Begin Dataset rows
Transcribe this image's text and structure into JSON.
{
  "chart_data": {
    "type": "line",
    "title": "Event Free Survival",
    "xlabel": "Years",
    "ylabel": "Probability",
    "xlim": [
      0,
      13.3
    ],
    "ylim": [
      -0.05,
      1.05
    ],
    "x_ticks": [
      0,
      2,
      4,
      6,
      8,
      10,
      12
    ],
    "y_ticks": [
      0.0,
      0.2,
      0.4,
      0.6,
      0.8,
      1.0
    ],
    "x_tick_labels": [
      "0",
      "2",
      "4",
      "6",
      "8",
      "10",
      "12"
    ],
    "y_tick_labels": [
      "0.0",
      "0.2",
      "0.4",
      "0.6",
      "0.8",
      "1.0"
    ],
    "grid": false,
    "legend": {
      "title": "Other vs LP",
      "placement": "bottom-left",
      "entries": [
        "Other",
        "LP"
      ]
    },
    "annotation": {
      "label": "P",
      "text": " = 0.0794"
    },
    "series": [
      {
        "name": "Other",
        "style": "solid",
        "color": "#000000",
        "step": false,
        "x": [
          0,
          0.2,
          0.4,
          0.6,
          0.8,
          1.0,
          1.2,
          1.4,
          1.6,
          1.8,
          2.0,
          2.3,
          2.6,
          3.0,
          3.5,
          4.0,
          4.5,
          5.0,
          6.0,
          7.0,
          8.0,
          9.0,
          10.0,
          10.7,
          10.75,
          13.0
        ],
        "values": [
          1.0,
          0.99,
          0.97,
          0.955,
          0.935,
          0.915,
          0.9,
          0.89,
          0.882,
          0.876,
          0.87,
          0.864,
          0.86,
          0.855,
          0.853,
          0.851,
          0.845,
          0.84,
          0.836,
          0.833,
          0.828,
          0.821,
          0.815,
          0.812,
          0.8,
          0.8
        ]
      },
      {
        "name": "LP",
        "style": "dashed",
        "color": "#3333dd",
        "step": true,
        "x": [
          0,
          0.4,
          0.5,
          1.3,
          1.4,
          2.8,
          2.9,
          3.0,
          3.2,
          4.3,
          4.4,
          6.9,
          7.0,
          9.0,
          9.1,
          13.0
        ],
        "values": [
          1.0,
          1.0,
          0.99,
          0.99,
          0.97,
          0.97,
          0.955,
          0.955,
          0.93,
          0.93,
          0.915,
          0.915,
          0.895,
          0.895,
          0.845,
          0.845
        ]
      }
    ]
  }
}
End Dataset rows
* Task description
Pull out each line containing the word "title" and copy it.

* Solution to this task
    "title": "Event Free Survival",
      "title": "Other vs LP",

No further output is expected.